*** DATA TO USE
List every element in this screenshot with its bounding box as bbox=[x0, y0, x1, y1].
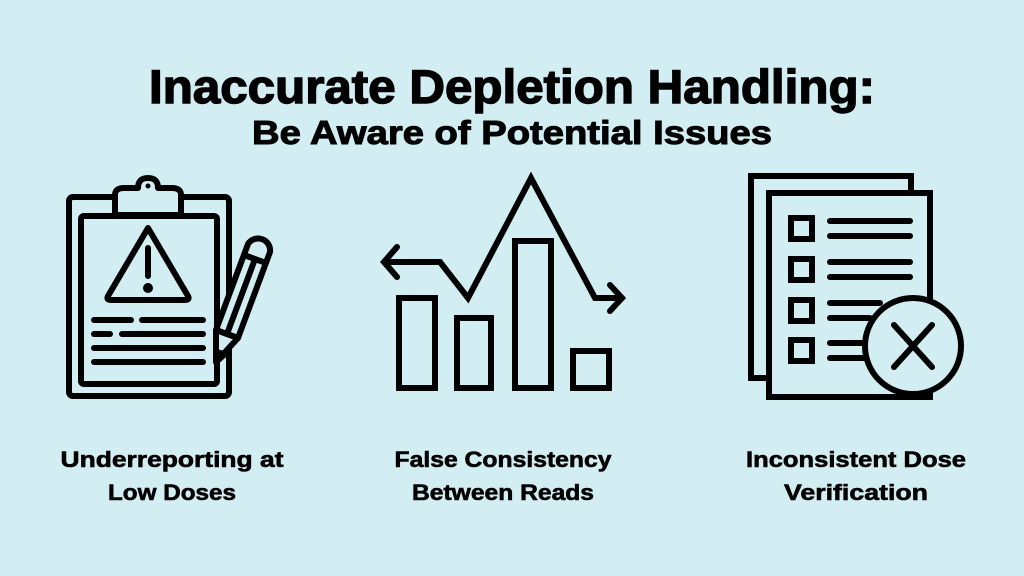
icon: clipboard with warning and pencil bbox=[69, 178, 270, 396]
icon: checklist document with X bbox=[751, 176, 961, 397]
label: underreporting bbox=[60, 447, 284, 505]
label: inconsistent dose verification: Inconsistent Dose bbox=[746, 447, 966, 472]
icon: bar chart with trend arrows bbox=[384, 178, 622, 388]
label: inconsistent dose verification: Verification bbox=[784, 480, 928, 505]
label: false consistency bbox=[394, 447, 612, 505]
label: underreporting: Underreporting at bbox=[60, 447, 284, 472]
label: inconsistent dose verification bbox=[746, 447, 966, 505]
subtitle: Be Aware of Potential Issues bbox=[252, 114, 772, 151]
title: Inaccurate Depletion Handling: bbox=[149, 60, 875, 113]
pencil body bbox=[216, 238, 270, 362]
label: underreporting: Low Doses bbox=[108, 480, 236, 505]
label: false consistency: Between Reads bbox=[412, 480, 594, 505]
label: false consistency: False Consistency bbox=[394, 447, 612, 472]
******
> TASK STATEMENT:
Rename every "label" in the records above to "caption" and reproduce the lines with no other change. Leave the pictures out.

> SOLUTION TO THIS TASK:
List every element in this screenshot with its bounding box as bbox=[x0, y0, x1, y1].
icon: clipboard with warning and pencil bbox=[69, 178, 270, 396]
icon: checklist document with X bbox=[751, 176, 961, 397]
caption: underreporting bbox=[60, 447, 284, 505]
caption: inconsistent dose verification: Inconsistent Dose bbox=[746, 447, 966, 472]
icon: bar chart with trend arrows bbox=[384, 178, 622, 388]
caption: inconsistent dose verification: Verification bbox=[784, 480, 928, 505]
caption: false consistency bbox=[394, 447, 612, 505]
caption: underreporting: Underreporting at bbox=[60, 447, 284, 472]
caption: inconsistent dose verification bbox=[746, 447, 966, 505]
subtitle: Be Aware of Potential Issues bbox=[252, 114, 772, 151]
title: Inaccurate Depletion Handling: bbox=[149, 60, 875, 113]
pencil body bbox=[216, 238, 270, 362]
caption: underreporting: Low Doses bbox=[108, 480, 236, 505]
caption: false consistency: Between Reads bbox=[412, 480, 594, 505]
caption: false consistency: False Consistency bbox=[394, 447, 612, 472]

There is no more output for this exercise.